**Task to complete**
Select the lines that hold the word "before" and copy each one.

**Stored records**

•••••

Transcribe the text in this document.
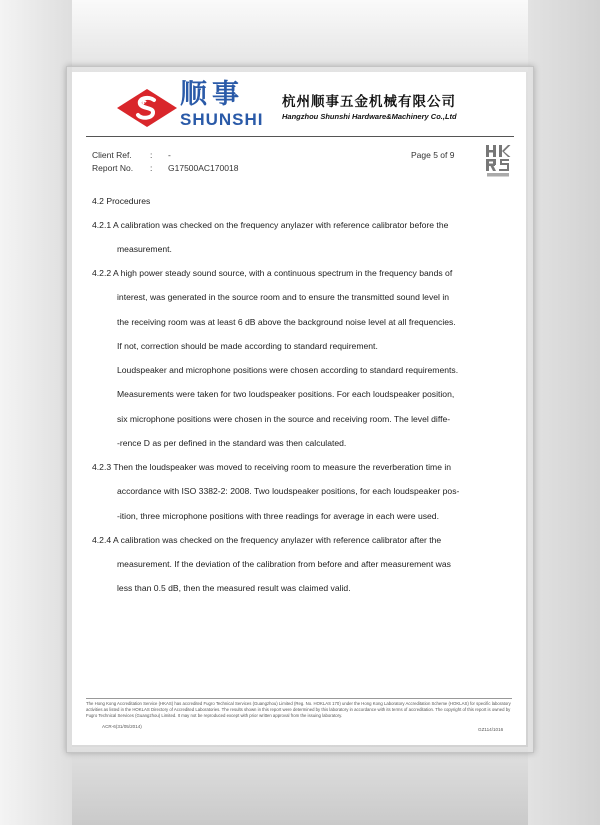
顺事
SHUNSHI
杭州顺事五金机械有限公司
Hangzhou Shunshi Hardware&Machinery Co.,Ltd
Client Ref. : -
Report No. : G17500AC170018
Page 5 of 9
4.2 Procedures
4.2.1 A calibration was checked on the frequency anylazer with reference calibrator before the
measurement.
4.2.2 A high power steady sound source, with a continuous spectrum in the frequency bands of
interest, was generated in the source room and to ensure the transmitted sound level in
the receiving room was at least 6 dB above the background noise level at all frequencies.
If not, correction should be made according to standard requirement.
Loudspeaker and microphone positions were chosen according to standard requirements.
Measurements were taken for two loudspeaker positions. For each loudspeaker position,
six microphone positions were chosen in the source and receiving room. The level diffe-
-rence D as per defined in the standard was then calculated.
4.2.3 Then the loudspeaker was moved to receiving room to measure the reverberation time in
accordance with ISO 3382-2: 2008. Two loudspeaker positions, for each loudspeaker pos-
-ition, three microphone positions with three readings for average in each were used.
4.2.4 A calibration was checked on the frequency anylazer with reference calibrator after the
measurement. If the deviation of the calibration from before and after measurement was
less than 0.5 dB, then the measured result was claimed valid.
The Hong Kong Accreditation Service (HKAS) has accredited Fugro Technical Services (Guangzhou) Limited (Reg. No. HOKLAS 170) under the Hong Kong Laboratory Accreditation Scheme (HOKLAS) for specific laboratory activities as listed in the HOKLAS Directory of Accredited Laboratories. The results shown in this report were determined by this laboratory in accordance with its terms of accreditation. The copyright of this report is owned by Fugro Technical Services (Guangzhou) Limited. It may not be reproduced except with prior written approval from the issuing laboratory.
ACR-6(31/05/2014)
GZ114/1016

•••••

**Completed exercise**
4.2.1 A calibration was checked on the frequency anylazer with reference calibrator before the
measurement. If the deviation of the calibration from before and after measurement was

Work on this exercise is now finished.